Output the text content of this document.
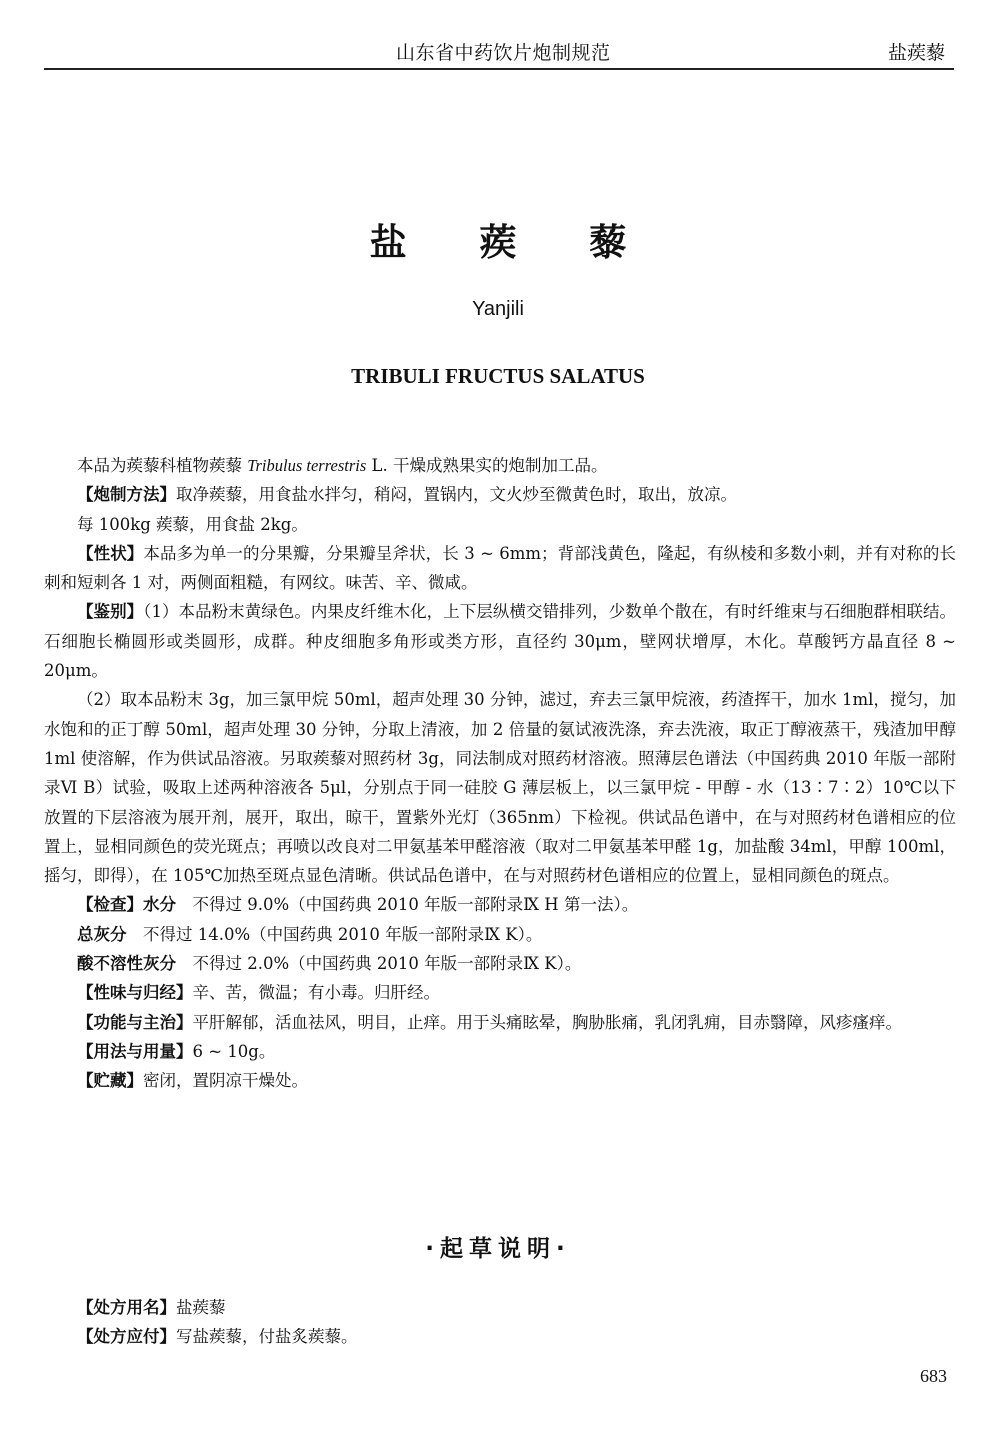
山东省中药饮片炮制规范	盐蒺藜
盐 蒺 藜
Yanjili
TRIBULI FRUCTUS SALATUS

本品为蒺藜科植物蒺藜 Tribulus terrestris L. 干燥成熟果实的炮制加工品。

【炮制方法】取净蒺藜，用食盐水拌匀，稍闷，置锅内，文火炒至微黄色时，取出，放凉。

每 100kg 蒺藜，用食盐 2kg。

【性状】本品多为单一的分果瓣，分果瓣呈斧状，长 3 ~ 6mm；背部浅黄色，隆起，有纵棱和多数小刺，并有对称的长刺和短刺各 1 对，两侧面粗糙，有网纹。味苦、辛、微咸。

【鉴别】（1）本品粉末黄绿色。内果皮纤维木化，上下层纵横交错排列，少数单个散在，有时纤维束与石细胞群相联结。石细胞长椭圆形或类圆形，成群。种皮细胞多角形或类方形，直径约 30μm，壁网状增厚，木化。草酸钙方晶直径 8 ~ 20μm。

（2）取本品粉末 3g，加三氯甲烷 50ml，超声处理 30 分钟，滤过，弃去三氯甲烷液，药渣挥干，加水 1ml，搅匀，加水饱和的正丁醇 50ml，超声处理 30 分钟，分取上清液，加 2 倍量的氨试液洗涤，弃去洗液，取正丁醇液蒸干，残渣加甲醇 1ml 使溶解，作为供试品溶液。另取蒺藜对照药材 3g，同法制成对照药材溶液。照薄层色谱法（中国药典 2010 年版一部附录Ⅵ B）试验，吸取上述两种溶液各 5μl，分别点于同一硅胶 G 薄层板上，以三氯甲烷 - 甲醇 - 水（13∶7∶2）10℃以下放置的下层溶液为展开剂，展开，取出，晾干，置紫外光灯（365nm）下检视。供试品色谱中，在与对照药材色谱相应的位置上，显相同颜色的荧光斑点；再喷以改良对二甲氨基苯甲醛溶液（取对二甲氨基苯甲醛 1g，加盐酸 34ml，甲醇 100ml，摇匀，即得），在 105℃加热至斑点显色清晰。供试品色谱中，在与对照药材色谱相应的位置上，显相同颜色的斑点。

【检查】水分　不得过 9.0%（中国药典 2010 年版一部附录Ⅸ H 第一法）。

总灰分　不得过 14.0%（中国药典 2010 年版一部附录Ⅸ K）。

酸不溶性灰分　不得过 2.0%（中国药典 2010 年版一部附录Ⅸ K）。

【性味与归经】辛、苦，微温；有小毒。归肝经。

【功能与主治】平肝解郁，活血祛风，明目，止痒。用于头痛眩晕，胸胁胀痛，乳闭乳痈，目赤翳障，风疹瘙痒。

【用法与用量】6 ~ 10g。

【贮藏】密闭，置阴凉干燥处。

·起草说明·

【处方用名】盐蒺藜

【处方应付】写盐蒺藜，付盐炙蒺藜。

683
################
WORK TO BE COMPLETED » Leave out the pictures and output the rest of the material exactly as written.

EXERCISE RESPONSE »
Output the text content of this document.
山东省中药饮片炮制规范	盐蒺藜
盐 蒺 藜
Yanjili
TRIBULI FRUCTUS SALATUS

本品为蒺藜科植物蒺藜 Tribulus terrestris L. 干燥成熟果实的炮制加工品。

【炮制方法】取净蒺藜，用食盐水拌匀，稍闷，置锅内，文火炒至微黄色时，取出，放凉。

每 100kg 蒺藜，用食盐 2kg。

【性状】本品多为单一的分果瓣，分果瓣呈斧状，长 3 ~ 6mm；背部浅黄色，隆起，有纵棱和多数小刺，并有对称的长刺和短刺各 1 对，两侧面粗糙，有网纹。味苦、辛、微咸。

【鉴别】（1）本品粉末黄绿色。内果皮纤维木化，上下层纵横交错排列，少数单个散在，有时纤维束与石细胞群相联结。石细胞长椭圆形或类圆形，成群。种皮细胞多角形或类方形，直径约 30μm，壁网状增厚，木化。草酸钙方晶直径 8 ~ 20μm。

（2）取本品粉末 3g，加三氯甲烷 50ml，超声处理 30 分钟，滤过，弃去三氯甲烷液，药渣挥干，加水 1ml，搅匀，加水饱和的正丁醇 50ml，超声处理 30 分钟，分取上清液，加 2 倍量的氨试液洗涤，弃去洗液，取正丁醇液蒸干，残渣加甲醇 1ml 使溶解，作为供试品溶液。另取蒺藜对照药材 3g，同法制成对照药材溶液。照薄层色谱法（中国药典 2010 年版一部附录Ⅵ B）试验，吸取上述两种溶液各 5μl，分别点于同一硅胶 G 薄层板上，以三氯甲烷 - 甲醇 - 水（13∶7∶2）10℃以下放置的下层溶液为展开剂，展开，取出，晾干，置紫外光灯（365nm）下检视。供试品色谱中，在与对照药材色谱相应的位置上，显相同颜色的荧光斑点；再喷以改良对二甲氨基苯甲醛溶液（取对二甲氨基苯甲醛 1g，加盐酸 34ml，甲醇 100ml，摇匀，即得），在 105℃加热至斑点显色清晰。供试品色谱中，在与对照药材色谱相应的位置上，显相同颜色的斑点。

【检查】水分　不得过 9.0%（中国药典 2010 年版一部附录Ⅸ H 第一法）。

总灰分　不得过 14.0%（中国药典 2010 年版一部附录Ⅸ K）。

酸不溶性灰分　不得过 2.0%（中国药典 2010 年版一部附录Ⅸ K）。

【性味与归经】辛、苦，微温；有小毒。归肝经。

【功能与主治】平肝解郁，活血祛风，明目，止痒。用于头痛眩晕，胸胁胀痛，乳闭乳痈，目赤翳障，风疹瘙痒。

【用法与用量】6 ~ 10g。

【贮藏】密闭，置阴凉干燥处。

·起草说明·

【处方用名】盐蒺藜

【处方应付】写盐蒺藜，付盐炙蒺藜。

683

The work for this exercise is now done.